• EXERCISE BRIEF:
Your task is to print every entry below exactly as given.

• RECORDS FOR THIS TASK:

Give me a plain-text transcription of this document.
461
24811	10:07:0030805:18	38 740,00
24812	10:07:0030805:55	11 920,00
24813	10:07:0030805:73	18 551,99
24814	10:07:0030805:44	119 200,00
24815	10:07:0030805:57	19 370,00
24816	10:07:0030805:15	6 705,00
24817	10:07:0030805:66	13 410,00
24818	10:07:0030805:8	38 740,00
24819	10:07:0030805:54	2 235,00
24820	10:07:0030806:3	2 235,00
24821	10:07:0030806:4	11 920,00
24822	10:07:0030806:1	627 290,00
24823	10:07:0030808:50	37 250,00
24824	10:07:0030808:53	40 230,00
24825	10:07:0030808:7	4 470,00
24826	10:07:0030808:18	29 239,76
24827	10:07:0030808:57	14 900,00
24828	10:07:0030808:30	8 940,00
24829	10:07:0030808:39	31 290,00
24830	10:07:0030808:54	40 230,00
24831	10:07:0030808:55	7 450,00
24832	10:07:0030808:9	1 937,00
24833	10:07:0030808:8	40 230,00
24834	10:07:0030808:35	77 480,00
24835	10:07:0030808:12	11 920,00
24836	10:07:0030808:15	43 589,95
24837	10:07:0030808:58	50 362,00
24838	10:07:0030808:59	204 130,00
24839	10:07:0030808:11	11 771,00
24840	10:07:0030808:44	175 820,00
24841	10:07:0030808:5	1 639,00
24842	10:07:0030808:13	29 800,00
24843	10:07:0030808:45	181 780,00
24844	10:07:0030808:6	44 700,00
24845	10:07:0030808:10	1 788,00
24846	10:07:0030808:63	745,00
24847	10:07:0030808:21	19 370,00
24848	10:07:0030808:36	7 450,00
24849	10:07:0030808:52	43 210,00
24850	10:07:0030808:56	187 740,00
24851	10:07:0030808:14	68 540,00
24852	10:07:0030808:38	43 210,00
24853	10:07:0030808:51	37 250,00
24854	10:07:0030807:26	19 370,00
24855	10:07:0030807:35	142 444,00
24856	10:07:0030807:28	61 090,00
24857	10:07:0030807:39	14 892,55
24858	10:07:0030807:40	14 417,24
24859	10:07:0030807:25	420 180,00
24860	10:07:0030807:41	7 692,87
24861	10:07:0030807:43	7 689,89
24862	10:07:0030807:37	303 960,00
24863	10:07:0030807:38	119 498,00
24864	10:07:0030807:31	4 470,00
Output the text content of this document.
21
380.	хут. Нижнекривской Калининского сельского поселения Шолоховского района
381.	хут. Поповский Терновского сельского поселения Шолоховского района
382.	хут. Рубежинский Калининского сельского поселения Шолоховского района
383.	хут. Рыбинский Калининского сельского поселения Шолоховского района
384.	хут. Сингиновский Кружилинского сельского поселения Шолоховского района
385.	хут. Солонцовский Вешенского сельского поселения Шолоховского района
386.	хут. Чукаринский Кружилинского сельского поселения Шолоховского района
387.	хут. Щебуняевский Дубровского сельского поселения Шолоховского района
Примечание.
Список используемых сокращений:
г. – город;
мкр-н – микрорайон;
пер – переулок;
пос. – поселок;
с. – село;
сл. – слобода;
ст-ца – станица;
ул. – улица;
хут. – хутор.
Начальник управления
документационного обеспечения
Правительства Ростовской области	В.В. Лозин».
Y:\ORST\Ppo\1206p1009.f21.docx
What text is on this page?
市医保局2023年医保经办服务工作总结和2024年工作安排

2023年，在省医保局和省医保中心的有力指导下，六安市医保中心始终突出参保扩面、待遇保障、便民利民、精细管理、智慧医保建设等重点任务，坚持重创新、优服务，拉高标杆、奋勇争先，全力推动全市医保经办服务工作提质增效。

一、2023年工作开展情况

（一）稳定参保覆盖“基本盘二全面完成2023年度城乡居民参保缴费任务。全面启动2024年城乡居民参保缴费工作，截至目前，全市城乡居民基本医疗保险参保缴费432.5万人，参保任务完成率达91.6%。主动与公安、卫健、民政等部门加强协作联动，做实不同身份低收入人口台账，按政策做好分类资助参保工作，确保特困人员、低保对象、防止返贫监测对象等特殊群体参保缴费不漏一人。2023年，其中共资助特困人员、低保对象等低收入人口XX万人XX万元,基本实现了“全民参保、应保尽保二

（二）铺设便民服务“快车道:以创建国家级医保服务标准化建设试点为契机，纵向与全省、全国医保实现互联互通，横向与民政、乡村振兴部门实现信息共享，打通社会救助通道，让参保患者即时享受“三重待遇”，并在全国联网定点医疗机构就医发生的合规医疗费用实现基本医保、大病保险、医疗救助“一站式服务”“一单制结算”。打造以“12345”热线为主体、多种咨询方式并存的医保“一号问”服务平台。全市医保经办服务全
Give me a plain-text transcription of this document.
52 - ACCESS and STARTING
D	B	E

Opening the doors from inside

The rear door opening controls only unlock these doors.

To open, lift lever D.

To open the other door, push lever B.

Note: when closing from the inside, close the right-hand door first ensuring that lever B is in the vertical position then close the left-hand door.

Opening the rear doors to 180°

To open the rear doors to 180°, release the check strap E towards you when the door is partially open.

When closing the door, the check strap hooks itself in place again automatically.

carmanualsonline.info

• FINISHED ANSWER:
Give me a plain-text transcription of this document.
461
24811	10:07:0030805:18	38 740,00
24812	10:07:0030805:55	11 920,00
24813	10:07:0030805:73	18 551,99
24814	10:07:0030805:44	119 200,00
24815	10:07:0030805:57	19 370,00
24816	10:07:0030805:15	6 705,00
24817	10:07:0030805:66	13 410,00
24818	10:07:0030805:8	38 740,00
24819	10:07:0030805:54	2 235,00
24820	10:07:0030806:3	2 235,00
24821	10:07:0030806:4	11 920,00
24822	10:07:0030806:1	627 290,00
24823	10:07:0030808:50	37 250,00
24824	10:07:0030808:53	40 230,00
24825	10:07:0030808:7	4 470,00
24826	10:07:0030808:18	29 239,76
24827	10:07:0030808:57	14 900,00
24828	10:07:0030808:30	8 940,00
24829	10:07:0030808:39	31 290,00
24830	10:07:0030808:54	40 230,00
24831	10:07:0030808:55	7 450,00
24832	10:07:0030808:9	1 937,00
24833	10:07:0030808:8	40 230,00
24834	10:07:0030808:35	77 480,00
24835	10:07:0030808:12	11 920,00
24836	10:07:0030808:15	43 589,95
24837	10:07:0030808:58	50 362,00
24838	10:07:0030808:59	204 130,00
24839	10:07:0030808:11	11 771,00
24840	10:07:0030808:44	175 820,00
24841	10:07:0030808:5	1 639,00
24842	10:07:0030808:13	29 800,00
24843	10:07:0030808:45	181 780,00
24844	10:07:0030808:6	44 700,00
24845	10:07:0030808:10	1 788,00
24846	10:07:0030808:63	745,00
24847	10:07:0030808:21	19 370,00
24848	10:07:0030808:36	7 450,00
24849	10:07:0030808:52	43 210,00
24850	10:07:0030808:56	187 740,00
24851	10:07:0030808:14	68 540,00
24852	10:07:0030808:38	43 210,00
24853	10:07:0030808:51	37 250,00
24854	10:07:0030807:26	19 370,00
24855	10:07:0030807:35	142 444,00
24856	10:07:0030807:28	61 090,00
24857	10:07:0030807:39	14 892,55
24858	10:07:0030807:40	14 417,24
24859	10:07:0030807:25	420 180,00
24860	10:07:0030807:41	7 692,87
24861	10:07:0030807:43	7 689,89
24862	10:07:0030807:37	303 960,00
24863	10:07:0030807:38	119 498,00
24864	10:07:0030807:31	4 470,00
Output the text content of this document.
21
380.	хут. Нижнекривской Калининского сельского поселения Шолоховского района
381.	хут. Поповский Терновского сельского поселения Шолоховского района
382.	хут. Рубежинский Калининского сельского поселения Шолоховского района
383.	хут. Рыбинский Калининского сельского поселения Шолоховского района
384.	хут. Сингиновский Кружилинского сельского поселения Шолоховского района
385.	хут. Солонцовский Вешенского сельского поселения Шолоховского района
386.	хут. Чукаринский Кружилинского сельского поселения Шолоховского района
387.	хут. Щебуняевский Дубровского сельского поселения Шолоховского района
Примечание.
Список используемых сокращений:
г. – город;
мкр-н – микрорайон;
пер – переулок;
пос. – поселок;
с. – село;
сл. – слобода;
ст-ца – станица;
ул. – улица;
хут. – хутор.
Начальник управления
документационного обеспечения
Правительства Ростовской области	В.В. Лозин».
Y:\ORST\Ppo\1206p1009.f21.docx
What text is on this page?
市医保局2023年医保经办服务工作总结和2024年工作安排

2023年，在省医保局和省医保中心的有力指导下，六安市医保中心始终突出参保扩面、待遇保障、便民利民、精细管理、智慧医保建设等重点任务，坚持重创新、优服务，拉高标杆、奋勇争先，全力推动全市医保经办服务工作提质增效。

一、2023年工作开展情况

（一）稳定参保覆盖“基本盘二全面完成2023年度城乡居民参保缴费任务。全面启动2024年城乡居民参保缴费工作，截至目前，全市城乡居民基本医疗保险参保缴费432.5万人，参保任务完成率达91.6%。主动与公安、卫健、民政等部门加强协作联动，做实不同身份低收入人口台账，按政策做好分类资助参保工作，确保特困人员、低保对象、防止返贫监测对象等特殊群体参保缴费不漏一人。2023年，其中共资助特困人员、低保对象等低收入人口XX万人XX万元,基本实现了“全民参保、应保尽保二

（二）铺设便民服务“快车道:以创建国家级医保服务标准化建设试点为契机，纵向与全省、全国医保实现互联互通，横向与民政、乡村振兴部门实现信息共享，打通社会救助通道，让参保患者即时享受“三重待遇”，并在全国联网定点医疗机构就医发生的合规医疗费用实现基本医保、大病保险、医疗救助“一站式服务”“一单制结算”。打造以“12345”热线为主体、多种咨询方式并存的医保“一号问”服务平台。全市医保经办服务全
Give me a plain-text transcription of this document.
52 - ACCESS and STARTING
D	B	E

Opening the doors from inside

The rear door opening controls only unlock these doors.

To open, lift lever D.

To open the other door, push lever B.

Note: when closing from the inside, close the right-hand door first ensuring that lever B is in the vertical position then close the left-hand door.

Opening the rear doors to 180°

To open the rear doors to 180°, release the check strap E towards you when the door is partially open.

When closing the door, the check strap hooks itself in place again automatically.

carmanualsonline.info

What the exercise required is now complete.